▶ **Aim**: Summarize the ES backup and restore thread below in two sentences.

==== Reading passage

ES Backup and Restore

Ariel_Mendoza · February 13, 2012, 1:19pm

I'm currently working on ES BackUp and Restore using ES Java API.

I have the following process to implement this, but there are still
something missing in the puzzle.

Stop the database index to disable user access.
Query the ES cluster status to get the database (ES index)
configuration which defines number of shards,
location of the shards and replicas and database mappings.
Save the database metadata as a JSON file to the backup location.
Iterate all servers containing the primary shards and copy all
primary shard lucene index files to the backup location
Restart the database to re-enable user access.

How can I achieve #1 and #5?

Berkay_Mollamustafao · February 13, 2012, 1:47pm

I think/hope you should be able to flush the index and make it read only to
accomplish #1. Index would be still accessible for queries but not for
writes.

========
==== Provided material

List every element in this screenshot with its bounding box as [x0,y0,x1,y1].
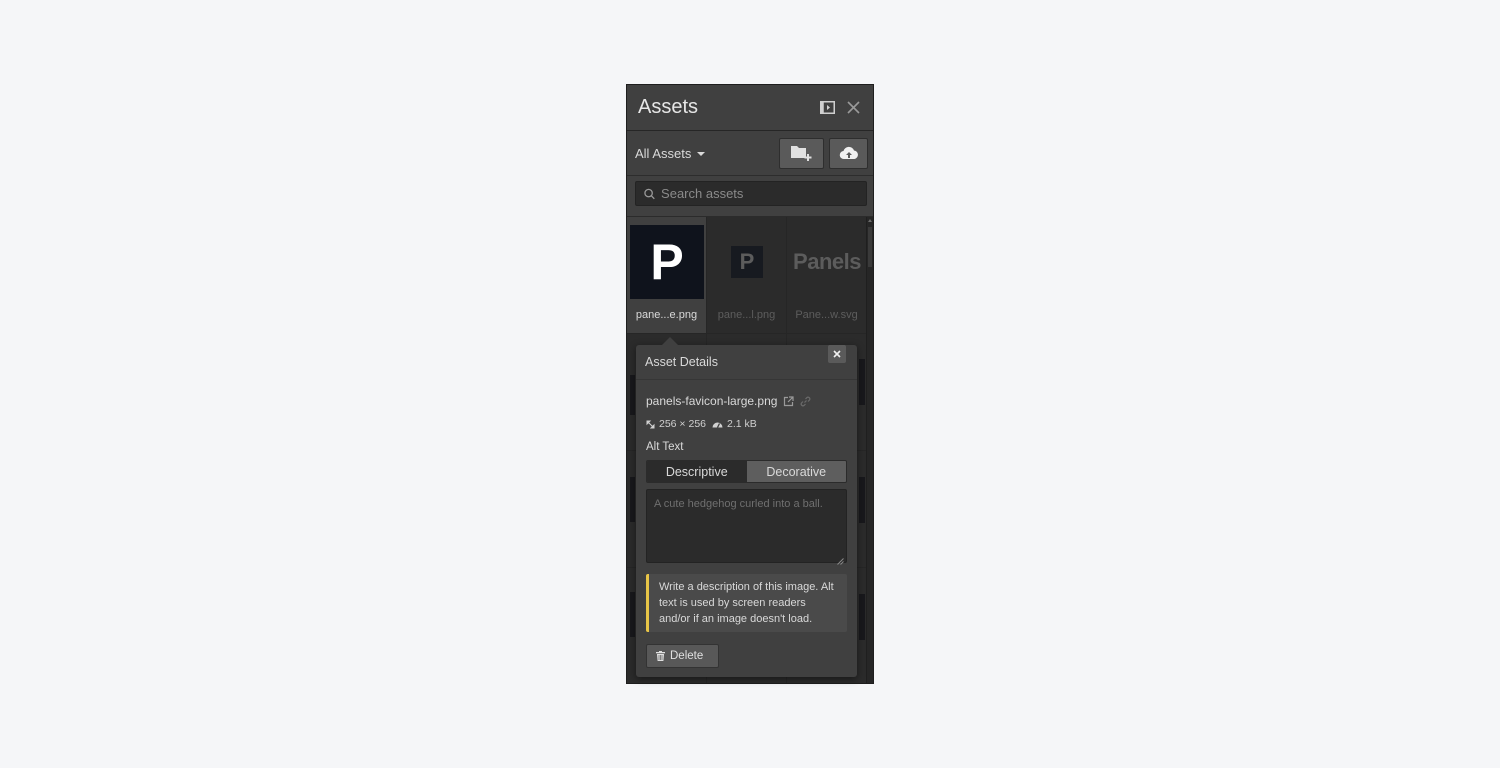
asset-thumbnail-edge [859,359,865,405]
asset-thumbnail-edge [859,594,865,640]
cloud-upload-icon [839,146,858,160]
asset-name: Pane...w.svg [795,309,858,321]
asset-thumbnail-edge [630,477,635,522]
delete-label: Delete [670,650,704,662]
file-name: panels-favicon-large.png [646,394,778,408]
delete-asset-button[interactable]: Delete [646,644,719,668]
asset-thumbnail-edge [859,477,865,523]
scrollbar-thumb[interactable] [868,227,872,267]
asset-tile[interactable]: Panels Pane...w.svg [787,217,867,334]
toolbar: All Assets [627,131,873,176]
asset-tile[interactable]: P pane...l.png [707,217,787,334]
trash-icon [656,651,665,661]
filter-label: All Assets [635,145,692,161]
file-name-row: panels-favicon-large.png [646,393,847,409]
popover-arrow [662,337,678,345]
new-folder-button[interactable] [779,137,824,169]
asset-thumbnail: P [630,225,704,299]
asset-thumbnail-edge [630,375,635,415]
alt-mode-descriptive[interactable]: Descriptive [647,461,747,482]
alt-text-input[interactable] [646,489,847,563]
asset-thumbnail: Panels [793,249,861,274]
external-link-icon[interactable] [783,395,795,407]
popover-close-button[interactable] [828,345,846,363]
close-icon [833,350,841,358]
asset-details-popover: Asset Details panels-favicon-large.png 2… [636,337,857,677]
resize-handle-icon[interactable] [837,558,844,565]
close-icon[interactable] [843,98,863,118]
grid-scrollbar[interactable] [866,217,873,683]
alt-mode-decorative[interactable]: Decorative [746,461,846,482]
asset-name: pane...l.png [717,309,776,321]
dock-panel-icon[interactable] [817,98,837,118]
asset-filter-dropdown[interactable]: All Assets [635,146,774,161]
alt-text-label: Alt Text [646,441,684,453]
panel-header: Assets [627,85,873,131]
scroll-up-arrow-icon[interactable] [868,219,872,222]
resize-icon [646,420,655,429]
link-icon[interactable] [800,396,811,407]
search-field [635,181,867,206]
asset-meta-row: 256 × 256 2.1 kB [646,418,847,430]
asset-thumbnail-edge [630,592,635,637]
upload-button[interactable] [829,137,868,169]
search-input[interactable] [661,186,858,201]
asset-dimensions: 256 × 256 [659,418,707,430]
folder-add-icon [790,146,811,161]
search-icon [644,188,655,199]
asset-file-size: 2.1 kB [727,418,757,430]
asset-thumbnail: P [710,225,784,299]
alt-text-mode-toggle: Descriptive Decorative [646,460,847,483]
chevron-down-icon [697,151,706,156]
asset-name: pane...e.png [635,309,698,321]
search-bar [627,176,873,216]
alt-text-hint: Write a description of this image. Alt t… [646,574,847,632]
popover-title: Asset Details [636,345,857,380]
asset-tile[interactable]: P pane...e.png [627,217,707,334]
gauge-icon [712,421,723,428]
panel-title: Assets [638,96,699,118]
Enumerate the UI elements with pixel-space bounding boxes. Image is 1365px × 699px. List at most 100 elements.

========

▶ **Written answer**: A poster working on backup and restore with the ES Java API outlines a process: stop the index, save the cluster's index configuration as a JSON file, copy the primary shard Lucene index files to a backup location, and restart. The poster asks how to do the stopping and restarting steps, and a reply suggests flushing the index and making it read only, which keeps it open to queries but not to writes.